━━━ RECORDS FOR THE EXERCISE ━━━

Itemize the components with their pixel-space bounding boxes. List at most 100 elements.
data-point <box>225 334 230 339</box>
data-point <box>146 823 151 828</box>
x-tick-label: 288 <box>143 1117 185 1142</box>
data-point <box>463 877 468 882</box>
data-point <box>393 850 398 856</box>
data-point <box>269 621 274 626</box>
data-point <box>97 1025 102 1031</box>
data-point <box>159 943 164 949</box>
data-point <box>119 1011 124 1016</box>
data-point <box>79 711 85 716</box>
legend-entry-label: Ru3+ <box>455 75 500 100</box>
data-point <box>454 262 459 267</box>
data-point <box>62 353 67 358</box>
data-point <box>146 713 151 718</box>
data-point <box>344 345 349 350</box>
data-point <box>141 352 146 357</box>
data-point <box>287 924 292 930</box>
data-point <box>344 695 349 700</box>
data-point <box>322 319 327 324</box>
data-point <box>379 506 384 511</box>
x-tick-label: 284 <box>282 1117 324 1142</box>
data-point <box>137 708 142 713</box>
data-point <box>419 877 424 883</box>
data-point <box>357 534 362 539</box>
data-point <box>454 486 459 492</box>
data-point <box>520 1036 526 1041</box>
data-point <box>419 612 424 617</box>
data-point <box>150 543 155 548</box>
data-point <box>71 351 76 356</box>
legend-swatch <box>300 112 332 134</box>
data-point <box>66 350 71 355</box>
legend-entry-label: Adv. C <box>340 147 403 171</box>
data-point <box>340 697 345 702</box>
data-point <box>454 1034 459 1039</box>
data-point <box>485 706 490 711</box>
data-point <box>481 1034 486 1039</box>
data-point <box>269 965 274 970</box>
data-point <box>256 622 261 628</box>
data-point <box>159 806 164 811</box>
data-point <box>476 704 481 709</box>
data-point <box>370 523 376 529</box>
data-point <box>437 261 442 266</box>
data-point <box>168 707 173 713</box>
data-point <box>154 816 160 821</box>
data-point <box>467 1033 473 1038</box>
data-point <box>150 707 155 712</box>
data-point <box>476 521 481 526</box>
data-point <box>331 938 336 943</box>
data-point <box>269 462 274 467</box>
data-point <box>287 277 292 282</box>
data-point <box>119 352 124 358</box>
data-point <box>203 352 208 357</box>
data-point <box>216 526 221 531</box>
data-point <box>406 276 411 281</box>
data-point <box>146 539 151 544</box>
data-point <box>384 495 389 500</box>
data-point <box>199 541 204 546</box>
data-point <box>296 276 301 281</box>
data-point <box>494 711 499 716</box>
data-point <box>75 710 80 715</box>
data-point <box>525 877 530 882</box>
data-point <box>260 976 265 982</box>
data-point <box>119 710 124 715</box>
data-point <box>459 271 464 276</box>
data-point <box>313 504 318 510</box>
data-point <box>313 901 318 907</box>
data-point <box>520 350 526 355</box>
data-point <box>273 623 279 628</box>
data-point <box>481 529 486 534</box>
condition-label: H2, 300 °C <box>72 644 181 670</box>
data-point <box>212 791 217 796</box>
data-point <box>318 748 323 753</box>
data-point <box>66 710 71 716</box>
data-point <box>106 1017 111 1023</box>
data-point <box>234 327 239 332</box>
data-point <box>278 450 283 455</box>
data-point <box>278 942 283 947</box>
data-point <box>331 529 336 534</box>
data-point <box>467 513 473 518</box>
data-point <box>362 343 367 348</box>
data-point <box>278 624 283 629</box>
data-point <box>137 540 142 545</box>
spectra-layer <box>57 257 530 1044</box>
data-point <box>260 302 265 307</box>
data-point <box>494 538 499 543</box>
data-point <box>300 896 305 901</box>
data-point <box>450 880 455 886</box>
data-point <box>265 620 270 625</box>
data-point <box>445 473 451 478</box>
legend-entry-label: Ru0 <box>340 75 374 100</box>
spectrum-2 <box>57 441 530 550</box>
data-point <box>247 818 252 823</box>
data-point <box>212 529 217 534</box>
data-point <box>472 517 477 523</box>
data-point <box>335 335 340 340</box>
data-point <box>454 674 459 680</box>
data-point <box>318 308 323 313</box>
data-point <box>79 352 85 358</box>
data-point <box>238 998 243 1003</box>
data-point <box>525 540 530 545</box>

━━━

▶ _WRITTEN REQUEST_
Copy every row above word for word, in the order given.

▶ _PROBLEM SOLUTION_
Itemize the components with their pixel-space bounding boxes. List at most 100 elements.
data-point <box>225 334 230 339</box>
data-point <box>146 823 151 828</box>
x-tick-label: 288 <box>143 1117 185 1142</box>
data-point <box>463 877 468 882</box>
data-point <box>393 850 398 856</box>
data-point <box>269 621 274 626</box>
data-point <box>97 1025 102 1031</box>
data-point <box>159 943 164 949</box>
data-point <box>119 1011 124 1016</box>
data-point <box>79 711 85 716</box>
legend-entry-label: Ru3+ <box>455 75 500 100</box>
data-point <box>454 262 459 267</box>
data-point <box>62 353 67 358</box>
data-point <box>146 713 151 718</box>
data-point <box>344 345 349 350</box>
data-point <box>141 352 146 357</box>
data-point <box>287 924 292 930</box>
data-point <box>344 695 349 700</box>
data-point <box>322 319 327 324</box>
data-point <box>379 506 384 511</box>
x-tick-label: 284 <box>282 1117 324 1142</box>
data-point <box>137 708 142 713</box>
data-point <box>419 877 424 883</box>
data-point <box>357 534 362 539</box>
data-point <box>454 486 459 492</box>
data-point <box>520 1036 526 1041</box>
data-point <box>419 612 424 617</box>
data-point <box>150 543 155 548</box>
data-point <box>71 351 76 356</box>
legend-swatch <box>300 112 332 134</box>
data-point <box>66 350 71 355</box>
legend-entry-label: Adv. C <box>340 147 403 171</box>
data-point <box>340 697 345 702</box>
data-point <box>454 1034 459 1039</box>
data-point <box>485 706 490 711</box>
data-point <box>481 1034 486 1039</box>
data-point <box>269 965 274 970</box>
data-point <box>256 622 261 628</box>
data-point <box>159 806 164 811</box>
data-point <box>476 704 481 709</box>
data-point <box>370 523 376 529</box>
data-point <box>437 261 442 266</box>
data-point <box>168 707 173 713</box>
data-point <box>154 816 160 821</box>
data-point <box>467 1033 473 1038</box>
data-point <box>150 707 155 712</box>
data-point <box>476 521 481 526</box>
data-point <box>331 938 336 943</box>
data-point <box>269 462 274 467</box>
data-point <box>287 277 292 282</box>
data-point <box>119 352 124 358</box>
data-point <box>203 352 208 357</box>
data-point <box>216 526 221 531</box>
data-point <box>406 276 411 281</box>
data-point <box>146 539 151 544</box>
data-point <box>384 495 389 500</box>
data-point <box>199 541 204 546</box>
data-point <box>296 276 301 281</box>
data-point <box>494 711 499 716</box>
data-point <box>75 710 80 715</box>
data-point <box>525 877 530 882</box>
data-point <box>260 976 265 982</box>
data-point <box>119 710 124 715</box>
data-point <box>459 271 464 276</box>
data-point <box>313 504 318 510</box>
data-point <box>313 901 318 907</box>
data-point <box>520 350 526 355</box>
data-point <box>273 623 279 628</box>
data-point <box>481 529 486 534</box>
condition-label: H2, 300 °C <box>72 644 181 670</box>
data-point <box>212 791 217 796</box>
data-point <box>318 748 323 753</box>
data-point <box>66 710 71 716</box>
data-point <box>106 1017 111 1023</box>
data-point <box>234 327 239 332</box>
data-point <box>278 450 283 455</box>
data-point <box>278 942 283 947</box>
data-point <box>331 529 336 534</box>
data-point <box>467 513 473 518</box>
data-point <box>362 343 367 348</box>
data-point <box>278 624 283 629</box>
data-point <box>137 540 142 545</box>
spectra-layer <box>57 257 530 1044</box>
data-point <box>260 302 265 307</box>
data-point <box>494 538 499 543</box>
data-point <box>300 896 305 901</box>
data-point <box>450 880 455 886</box>
data-point <box>265 620 270 625</box>
data-point <box>445 473 451 478</box>
legend-entry-label: Ru0 <box>340 75 374 100</box>
spectrum-2 <box>57 441 530 550</box>
data-point <box>247 818 252 823</box>
data-point <box>212 529 217 534</box>
data-point <box>472 517 477 523</box>
data-point <box>335 335 340 340</box>
data-point <box>454 674 459 680</box>
data-point <box>318 308 323 313</box>
data-point <box>79 352 85 358</box>
data-point <box>238 998 243 1003</box>
data-point <box>525 540 530 545</box>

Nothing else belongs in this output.